::: Data to process

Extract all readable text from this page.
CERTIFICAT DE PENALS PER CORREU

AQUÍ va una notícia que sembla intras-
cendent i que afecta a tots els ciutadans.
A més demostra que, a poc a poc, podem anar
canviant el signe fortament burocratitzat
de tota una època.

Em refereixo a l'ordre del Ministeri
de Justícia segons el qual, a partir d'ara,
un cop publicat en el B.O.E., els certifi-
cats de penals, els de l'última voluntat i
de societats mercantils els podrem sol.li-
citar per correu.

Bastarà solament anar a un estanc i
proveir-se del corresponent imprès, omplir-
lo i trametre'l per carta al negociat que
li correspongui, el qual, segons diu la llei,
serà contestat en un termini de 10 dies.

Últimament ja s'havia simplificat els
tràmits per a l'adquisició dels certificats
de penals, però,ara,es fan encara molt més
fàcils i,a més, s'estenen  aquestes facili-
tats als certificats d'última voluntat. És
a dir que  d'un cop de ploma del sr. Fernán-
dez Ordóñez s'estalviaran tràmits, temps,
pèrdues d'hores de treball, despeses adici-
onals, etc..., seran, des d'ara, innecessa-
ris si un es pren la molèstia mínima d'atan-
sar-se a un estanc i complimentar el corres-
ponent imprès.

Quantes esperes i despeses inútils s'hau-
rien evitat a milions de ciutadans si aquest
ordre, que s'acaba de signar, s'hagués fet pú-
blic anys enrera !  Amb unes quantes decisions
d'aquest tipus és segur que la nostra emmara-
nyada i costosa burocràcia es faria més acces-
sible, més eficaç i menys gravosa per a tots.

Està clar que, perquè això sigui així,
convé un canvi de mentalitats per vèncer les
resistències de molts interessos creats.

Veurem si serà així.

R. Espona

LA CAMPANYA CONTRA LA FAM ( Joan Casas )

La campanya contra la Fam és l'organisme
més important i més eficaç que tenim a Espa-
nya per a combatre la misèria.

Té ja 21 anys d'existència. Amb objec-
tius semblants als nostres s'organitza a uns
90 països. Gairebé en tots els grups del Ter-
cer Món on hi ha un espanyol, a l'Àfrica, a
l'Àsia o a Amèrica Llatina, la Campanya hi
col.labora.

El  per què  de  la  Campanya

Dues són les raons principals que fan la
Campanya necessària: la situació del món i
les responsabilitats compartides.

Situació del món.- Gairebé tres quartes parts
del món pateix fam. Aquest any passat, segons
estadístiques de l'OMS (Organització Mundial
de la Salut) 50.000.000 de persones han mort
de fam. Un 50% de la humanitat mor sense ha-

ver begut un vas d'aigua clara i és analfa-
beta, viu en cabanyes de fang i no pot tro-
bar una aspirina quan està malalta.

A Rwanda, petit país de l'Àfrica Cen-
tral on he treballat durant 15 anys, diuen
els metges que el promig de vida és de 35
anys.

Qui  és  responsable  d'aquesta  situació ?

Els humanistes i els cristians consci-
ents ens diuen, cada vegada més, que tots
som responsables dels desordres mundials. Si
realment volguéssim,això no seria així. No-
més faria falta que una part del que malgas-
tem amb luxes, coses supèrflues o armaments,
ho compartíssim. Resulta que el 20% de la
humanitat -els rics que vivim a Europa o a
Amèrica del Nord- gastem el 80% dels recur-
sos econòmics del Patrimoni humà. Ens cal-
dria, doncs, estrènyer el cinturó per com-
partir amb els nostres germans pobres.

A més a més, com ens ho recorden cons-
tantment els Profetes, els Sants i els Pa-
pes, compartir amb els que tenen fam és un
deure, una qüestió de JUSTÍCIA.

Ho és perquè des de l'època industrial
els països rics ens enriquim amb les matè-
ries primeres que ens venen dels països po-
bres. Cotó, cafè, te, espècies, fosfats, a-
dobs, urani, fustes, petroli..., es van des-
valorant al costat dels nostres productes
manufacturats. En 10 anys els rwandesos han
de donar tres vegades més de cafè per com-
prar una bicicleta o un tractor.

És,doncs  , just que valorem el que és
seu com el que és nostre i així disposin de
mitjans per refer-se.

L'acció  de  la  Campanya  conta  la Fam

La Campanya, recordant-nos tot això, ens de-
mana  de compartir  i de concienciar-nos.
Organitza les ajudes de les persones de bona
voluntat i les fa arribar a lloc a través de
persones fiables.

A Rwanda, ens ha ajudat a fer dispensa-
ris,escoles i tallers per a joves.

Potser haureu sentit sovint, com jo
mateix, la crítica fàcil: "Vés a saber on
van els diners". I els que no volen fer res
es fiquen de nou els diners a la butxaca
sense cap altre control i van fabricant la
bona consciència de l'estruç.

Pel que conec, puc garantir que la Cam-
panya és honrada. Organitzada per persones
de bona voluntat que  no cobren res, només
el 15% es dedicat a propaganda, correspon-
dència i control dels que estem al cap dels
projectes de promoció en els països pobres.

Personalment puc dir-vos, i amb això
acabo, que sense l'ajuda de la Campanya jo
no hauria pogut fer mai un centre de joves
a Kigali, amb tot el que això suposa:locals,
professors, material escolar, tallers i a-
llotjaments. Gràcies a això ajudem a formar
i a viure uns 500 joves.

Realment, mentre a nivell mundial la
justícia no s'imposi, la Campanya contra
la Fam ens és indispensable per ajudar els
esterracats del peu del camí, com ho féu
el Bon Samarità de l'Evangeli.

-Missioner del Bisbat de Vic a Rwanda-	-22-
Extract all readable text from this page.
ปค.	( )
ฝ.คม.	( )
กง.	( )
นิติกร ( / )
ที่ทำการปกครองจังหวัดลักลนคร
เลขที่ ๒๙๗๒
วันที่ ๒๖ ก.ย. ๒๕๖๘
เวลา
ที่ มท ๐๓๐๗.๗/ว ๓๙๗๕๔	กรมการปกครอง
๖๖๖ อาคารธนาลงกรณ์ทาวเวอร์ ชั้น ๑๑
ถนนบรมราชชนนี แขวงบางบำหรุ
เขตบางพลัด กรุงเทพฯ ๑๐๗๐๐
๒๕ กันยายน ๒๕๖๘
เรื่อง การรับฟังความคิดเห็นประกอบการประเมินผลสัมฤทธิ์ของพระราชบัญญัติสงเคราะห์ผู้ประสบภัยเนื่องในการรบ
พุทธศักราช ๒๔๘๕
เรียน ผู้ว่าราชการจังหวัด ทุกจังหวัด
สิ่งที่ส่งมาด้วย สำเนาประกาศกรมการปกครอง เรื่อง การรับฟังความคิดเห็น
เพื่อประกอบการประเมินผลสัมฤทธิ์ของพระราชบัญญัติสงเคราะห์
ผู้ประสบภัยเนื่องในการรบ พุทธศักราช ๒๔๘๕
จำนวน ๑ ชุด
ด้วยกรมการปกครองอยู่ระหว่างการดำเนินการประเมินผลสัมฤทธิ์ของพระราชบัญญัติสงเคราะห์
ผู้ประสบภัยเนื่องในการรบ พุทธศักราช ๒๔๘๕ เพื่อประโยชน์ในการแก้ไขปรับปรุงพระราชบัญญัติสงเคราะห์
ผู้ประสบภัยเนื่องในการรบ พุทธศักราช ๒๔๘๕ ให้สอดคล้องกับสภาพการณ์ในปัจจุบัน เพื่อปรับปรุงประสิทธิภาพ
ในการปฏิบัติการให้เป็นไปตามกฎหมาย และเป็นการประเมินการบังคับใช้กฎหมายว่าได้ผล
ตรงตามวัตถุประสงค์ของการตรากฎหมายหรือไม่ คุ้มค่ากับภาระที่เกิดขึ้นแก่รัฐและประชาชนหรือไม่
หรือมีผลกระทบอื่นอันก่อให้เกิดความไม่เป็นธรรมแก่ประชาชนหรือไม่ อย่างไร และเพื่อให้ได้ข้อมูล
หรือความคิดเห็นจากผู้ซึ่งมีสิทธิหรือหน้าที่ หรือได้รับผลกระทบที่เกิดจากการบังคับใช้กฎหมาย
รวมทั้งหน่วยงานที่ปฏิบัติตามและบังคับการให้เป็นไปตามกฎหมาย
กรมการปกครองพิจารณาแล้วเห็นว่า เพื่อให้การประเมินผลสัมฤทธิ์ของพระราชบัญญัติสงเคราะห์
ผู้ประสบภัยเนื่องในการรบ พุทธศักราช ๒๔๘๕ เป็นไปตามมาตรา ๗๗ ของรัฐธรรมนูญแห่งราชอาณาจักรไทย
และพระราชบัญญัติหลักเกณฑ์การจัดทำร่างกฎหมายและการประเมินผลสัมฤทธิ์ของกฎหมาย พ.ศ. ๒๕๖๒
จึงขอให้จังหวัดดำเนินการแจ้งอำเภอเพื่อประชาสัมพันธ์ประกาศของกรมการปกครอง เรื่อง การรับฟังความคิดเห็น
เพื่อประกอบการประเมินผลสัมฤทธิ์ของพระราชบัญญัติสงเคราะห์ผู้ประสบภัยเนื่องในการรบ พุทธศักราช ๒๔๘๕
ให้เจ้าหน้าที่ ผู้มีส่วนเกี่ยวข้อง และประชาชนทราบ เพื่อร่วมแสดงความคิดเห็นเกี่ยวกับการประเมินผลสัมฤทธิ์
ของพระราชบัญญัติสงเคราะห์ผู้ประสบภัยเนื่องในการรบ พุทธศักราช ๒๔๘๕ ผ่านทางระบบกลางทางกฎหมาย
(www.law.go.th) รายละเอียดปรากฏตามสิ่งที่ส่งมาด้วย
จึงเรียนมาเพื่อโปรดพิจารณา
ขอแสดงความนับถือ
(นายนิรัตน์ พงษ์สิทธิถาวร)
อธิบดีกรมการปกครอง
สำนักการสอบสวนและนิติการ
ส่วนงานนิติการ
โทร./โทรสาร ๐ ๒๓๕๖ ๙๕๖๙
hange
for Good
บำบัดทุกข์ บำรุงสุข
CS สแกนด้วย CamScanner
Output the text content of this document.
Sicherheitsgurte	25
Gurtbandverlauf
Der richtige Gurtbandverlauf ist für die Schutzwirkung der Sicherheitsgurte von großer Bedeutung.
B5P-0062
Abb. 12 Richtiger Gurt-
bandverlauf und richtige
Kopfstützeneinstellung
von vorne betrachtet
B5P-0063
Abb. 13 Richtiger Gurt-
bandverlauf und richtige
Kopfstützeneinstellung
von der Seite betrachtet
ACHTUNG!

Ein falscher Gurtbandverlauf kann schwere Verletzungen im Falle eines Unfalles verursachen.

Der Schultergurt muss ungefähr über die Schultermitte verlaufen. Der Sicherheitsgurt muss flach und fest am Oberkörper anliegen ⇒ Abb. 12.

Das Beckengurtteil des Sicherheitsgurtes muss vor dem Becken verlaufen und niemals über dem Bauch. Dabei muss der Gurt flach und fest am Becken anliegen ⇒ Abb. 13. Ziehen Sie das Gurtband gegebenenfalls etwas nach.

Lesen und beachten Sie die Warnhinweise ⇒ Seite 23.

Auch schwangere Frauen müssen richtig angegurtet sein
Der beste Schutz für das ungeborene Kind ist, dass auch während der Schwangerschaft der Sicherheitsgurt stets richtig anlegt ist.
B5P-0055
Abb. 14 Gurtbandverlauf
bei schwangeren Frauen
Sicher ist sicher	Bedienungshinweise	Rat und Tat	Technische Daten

::::::

● **Requirement**
Copy all lines from the data that hold the word "งมาด".

● **Output for this exercise**
สิ่งที่ส่งมาด้วย สำเนาประกาศกรมการปกครอง เรื่อง การรับฟังความคิดเห็น
(www.law.go.th) รายละเอียดปรากฏตามสิ่งที่ส่งมาด้วย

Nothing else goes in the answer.